*Task objective*.
Copy each line of the entries that contains the word "Confirm".

*Exercise inputs*.
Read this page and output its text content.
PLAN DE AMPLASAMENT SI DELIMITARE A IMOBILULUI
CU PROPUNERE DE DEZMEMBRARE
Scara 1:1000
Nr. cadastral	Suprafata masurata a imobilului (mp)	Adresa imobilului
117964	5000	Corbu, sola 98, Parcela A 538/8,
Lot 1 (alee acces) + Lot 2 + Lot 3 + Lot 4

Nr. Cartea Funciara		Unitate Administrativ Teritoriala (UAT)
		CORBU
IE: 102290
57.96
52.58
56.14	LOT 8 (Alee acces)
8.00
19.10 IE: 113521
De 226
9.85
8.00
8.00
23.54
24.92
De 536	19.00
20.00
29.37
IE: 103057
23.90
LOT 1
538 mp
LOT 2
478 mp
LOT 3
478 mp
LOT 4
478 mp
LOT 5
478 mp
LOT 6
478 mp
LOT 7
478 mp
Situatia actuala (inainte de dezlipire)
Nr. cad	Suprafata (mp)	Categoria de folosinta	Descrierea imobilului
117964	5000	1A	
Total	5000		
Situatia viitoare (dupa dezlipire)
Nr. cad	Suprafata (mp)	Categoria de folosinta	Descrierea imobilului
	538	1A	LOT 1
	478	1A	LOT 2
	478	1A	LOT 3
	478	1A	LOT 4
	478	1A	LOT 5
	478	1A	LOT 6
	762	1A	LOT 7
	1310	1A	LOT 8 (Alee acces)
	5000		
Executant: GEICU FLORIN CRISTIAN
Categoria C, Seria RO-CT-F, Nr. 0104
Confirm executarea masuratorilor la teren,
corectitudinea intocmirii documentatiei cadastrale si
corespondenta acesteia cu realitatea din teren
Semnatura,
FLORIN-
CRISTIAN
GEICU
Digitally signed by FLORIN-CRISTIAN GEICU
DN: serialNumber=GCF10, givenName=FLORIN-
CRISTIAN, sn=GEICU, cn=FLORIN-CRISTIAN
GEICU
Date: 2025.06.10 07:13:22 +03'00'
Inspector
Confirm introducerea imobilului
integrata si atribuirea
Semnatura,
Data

*Answer for the task*.
Confirm executarea masuratorilor la teren,
Confirm introducerea imobilului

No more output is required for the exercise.